Data for this task →
____

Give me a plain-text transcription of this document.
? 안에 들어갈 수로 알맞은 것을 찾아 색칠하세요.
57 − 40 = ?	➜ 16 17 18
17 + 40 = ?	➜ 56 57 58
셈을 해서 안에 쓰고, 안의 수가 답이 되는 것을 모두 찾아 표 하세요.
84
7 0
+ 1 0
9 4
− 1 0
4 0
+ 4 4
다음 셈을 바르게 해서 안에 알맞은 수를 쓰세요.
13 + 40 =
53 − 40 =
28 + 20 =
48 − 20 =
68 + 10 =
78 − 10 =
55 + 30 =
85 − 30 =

____

Set task → Copy the data above in full, character for character.

Solution for this problem →
Give me a plain-text transcription of this document.
? 안에 들어갈 수로 알맞은 것을 찾아 색칠하세요.
57 − 40 = ?	➜ 16 17 18
17 + 40 = ?	➜ 56 57 58
셈을 해서 안에 쓰고, 안의 수가 답이 되는 것을 모두 찾아 표 하세요.
84
7 0
+ 1 0
9 4
− 1 0
4 0
+ 4 4
다음 셈을 바르게 해서 안에 알맞은 수를 쓰세요.
13 + 40 =
53 − 40 =
28 + 20 =
48 − 20 =
68 + 10 =
78 − 10 =
55 + 30 =
85 − 30 =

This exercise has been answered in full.